▶ INPUT FOR THIS TASK:
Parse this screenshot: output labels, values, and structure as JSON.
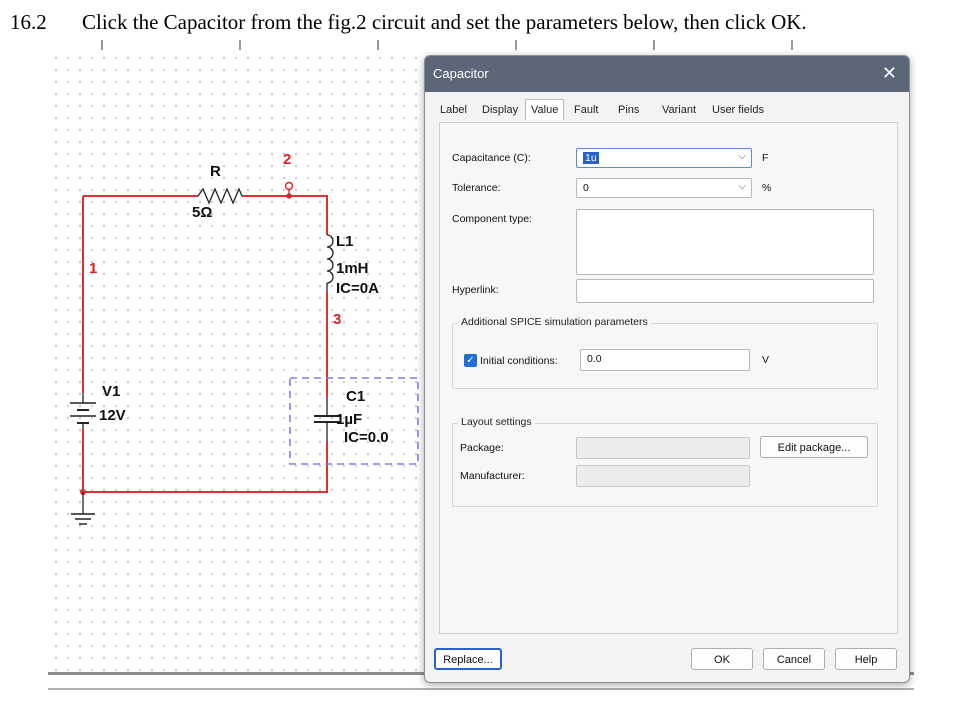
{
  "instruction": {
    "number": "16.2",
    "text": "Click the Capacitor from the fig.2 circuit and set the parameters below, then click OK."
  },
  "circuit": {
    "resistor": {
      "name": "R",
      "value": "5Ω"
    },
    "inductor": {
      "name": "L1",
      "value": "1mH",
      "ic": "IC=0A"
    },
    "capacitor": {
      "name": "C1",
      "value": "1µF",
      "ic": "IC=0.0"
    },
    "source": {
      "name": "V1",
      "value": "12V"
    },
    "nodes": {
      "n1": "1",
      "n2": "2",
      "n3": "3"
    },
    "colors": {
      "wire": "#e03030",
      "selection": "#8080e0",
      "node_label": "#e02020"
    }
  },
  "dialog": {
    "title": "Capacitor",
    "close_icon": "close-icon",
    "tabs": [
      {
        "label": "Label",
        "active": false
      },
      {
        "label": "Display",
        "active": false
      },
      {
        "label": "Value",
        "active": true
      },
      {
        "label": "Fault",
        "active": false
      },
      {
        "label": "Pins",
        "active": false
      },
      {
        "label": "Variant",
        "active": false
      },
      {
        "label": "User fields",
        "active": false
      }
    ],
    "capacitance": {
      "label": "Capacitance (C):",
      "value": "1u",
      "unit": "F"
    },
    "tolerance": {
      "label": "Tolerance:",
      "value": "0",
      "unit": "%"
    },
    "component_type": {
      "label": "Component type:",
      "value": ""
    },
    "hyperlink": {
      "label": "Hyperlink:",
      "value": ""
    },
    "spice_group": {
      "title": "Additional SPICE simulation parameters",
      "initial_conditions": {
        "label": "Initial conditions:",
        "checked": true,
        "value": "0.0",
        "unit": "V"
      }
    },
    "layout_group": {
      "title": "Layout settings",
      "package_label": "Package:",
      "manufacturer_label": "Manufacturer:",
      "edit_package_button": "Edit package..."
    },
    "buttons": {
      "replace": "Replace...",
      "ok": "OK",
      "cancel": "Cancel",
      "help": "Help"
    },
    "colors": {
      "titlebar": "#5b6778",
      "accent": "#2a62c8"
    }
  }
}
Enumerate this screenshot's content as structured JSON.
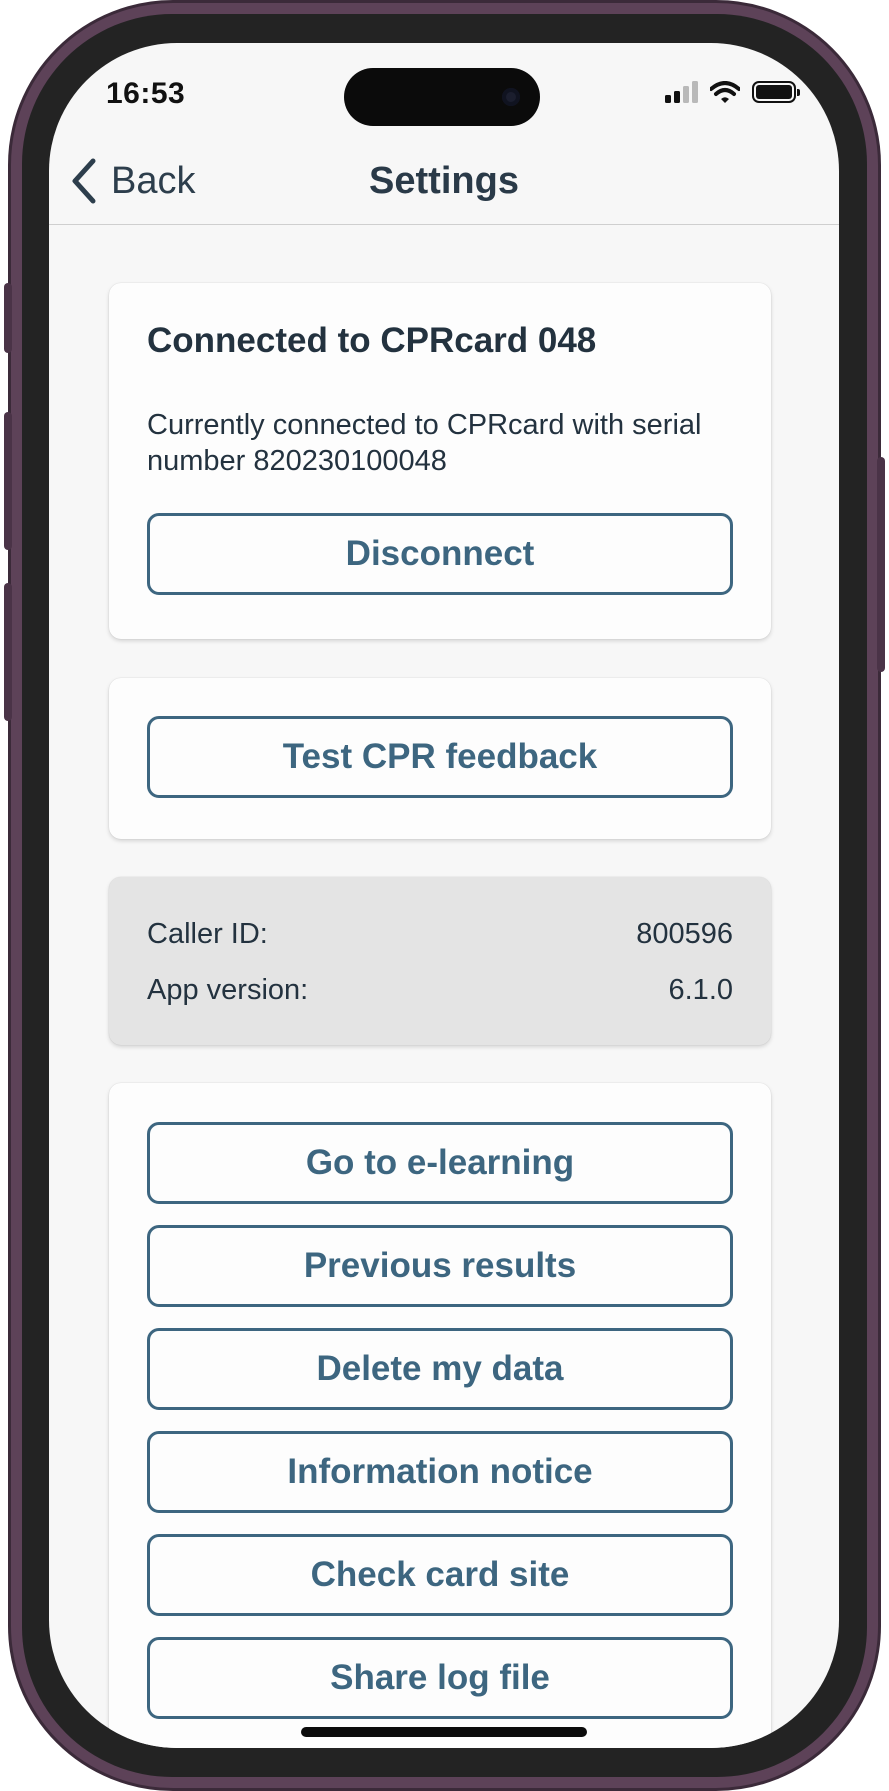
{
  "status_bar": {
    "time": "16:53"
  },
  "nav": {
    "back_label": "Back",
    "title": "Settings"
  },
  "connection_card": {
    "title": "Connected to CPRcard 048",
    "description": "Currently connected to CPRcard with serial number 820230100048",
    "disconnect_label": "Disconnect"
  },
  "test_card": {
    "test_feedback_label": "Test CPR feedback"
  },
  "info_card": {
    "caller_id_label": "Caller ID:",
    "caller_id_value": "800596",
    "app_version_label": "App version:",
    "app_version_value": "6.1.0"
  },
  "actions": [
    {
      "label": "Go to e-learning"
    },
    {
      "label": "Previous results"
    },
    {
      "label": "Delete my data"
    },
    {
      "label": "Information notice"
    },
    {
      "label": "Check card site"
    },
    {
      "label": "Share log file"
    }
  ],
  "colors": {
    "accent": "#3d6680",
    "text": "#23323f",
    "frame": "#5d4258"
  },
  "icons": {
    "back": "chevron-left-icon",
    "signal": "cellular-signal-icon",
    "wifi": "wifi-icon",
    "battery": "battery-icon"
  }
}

▶ WHAT IS REQUIRED: Copy every line of the data word for word, omitting the images.

▶ EXPECTED OUTPUT:
Parse this screenshot: output labels, values, and structure as JSON.
{
  "instruction": {
    "number": "16.2",
    "text": "Click the Capacitor from the fig.2 circuit and set the parameters below, then click OK."
  },
  "circuit": {
    "resistor": {
      "name": "R",
      "value": "5Ω"
    },
    "inductor": {
      "name": "L1",
      "value": "1mH",
      "ic": "IC=0A"
    },
    "capacitor": {
      "name": "C1",
      "value": "1µF",
      "ic": "IC=0.0"
    },
    "source": {
      "name": "V1",
      "value": "12V"
    },
    "nodes": {
      "n1": "1",
      "n2": "2",
      "n3": "3"
    },
    "colors": {
      "wire": "#e03030",
      "selection": "#8080e0",
      "node_label": "#e02020"
    }
  },
  "dialog": {
    "title": "Capacitor",
    "close_icon": "close-icon",
    "tabs": [
      {
        "label": "Label",
        "active": false
      },
      {
        "label": "Display",
        "active": false
      },
      {
        "label": "Value",
        "active": true
      },
      {
        "label": "Fault",
        "active": false
      },
      {
        "label": "Pins",
        "active": false
      },
      {
        "label": "Variant",
        "active": false
      },
      {
        "label": "User fields",
        "active": false
      }
    ],
    "capacitance": {
      "label": "Capacitance (C):",
      "value": "1u",
      "unit": "F"
    },
    "tolerance": {
      "label": "Tolerance:",
      "value": "0",
      "unit": "%"
    },
    "component_type": {
      "label": "Component type:",
      "value": ""
    },
    "hyperlink": {
      "label": "Hyperlink:",
      "value": ""
    },
    "spice_group": {
      "title": "Additional SPICE simulation parameters",
      "initial_conditions": {
        "label": "Initial conditions:",
        "checked": true,
        "value": "0.0",
        "unit": "V"
      }
    },
    "layout_group": {
      "title": "Layout settings",
      "package_label": "Package:",
      "manufacturer_label": "Manufacturer:",
      "edit_package_button": "Edit package..."
    },
    "buttons": {
      "replace": "Replace...",
      "ok": "OK",
      "cancel": "Cancel",
      "help": "Help"
    },
    "colors": {
      "titlebar": "#5b6778",
      "accent": "#2a62c8"
    }
  }
}
Enumerate this screenshot's content as structured JSON.
{
  "status_bar": {
    "time": "16:53"
  },
  "nav": {
    "back_label": "Back",
    "title": "Settings"
  },
  "connection_card": {
    "title": "Connected to CPRcard 048",
    "description": "Currently connected to CPRcard with serial number 820230100048",
    "disconnect_label": "Disconnect"
  },
  "test_card": {
    "test_feedback_label": "Test CPR feedback"
  },
  "info_card": {
    "caller_id_label": "Caller ID:",
    "caller_id_value": "800596",
    "app_version_label": "App version:",
    "app_version_value": "6.1.0"
  },
  "actions": [
    {
      "label": "Go to e-learning"
    },
    {
      "label": "Previous results"
    },
    {
      "label": "Delete my data"
    },
    {
      "label": "Information notice"
    },
    {
      "label": "Check card site"
    },
    {
      "label": "Share log file"
    }
  ],
  "colors": {
    "accent": "#3d6680",
    "text": "#23323f",
    "frame": "#5d4258"
  },
  "icons": {
    "back": "chevron-left-icon",
    "signal": "cellular-signal-icon",
    "wifi": "wifi-icon",
    "battery": "battery-icon"
  }
}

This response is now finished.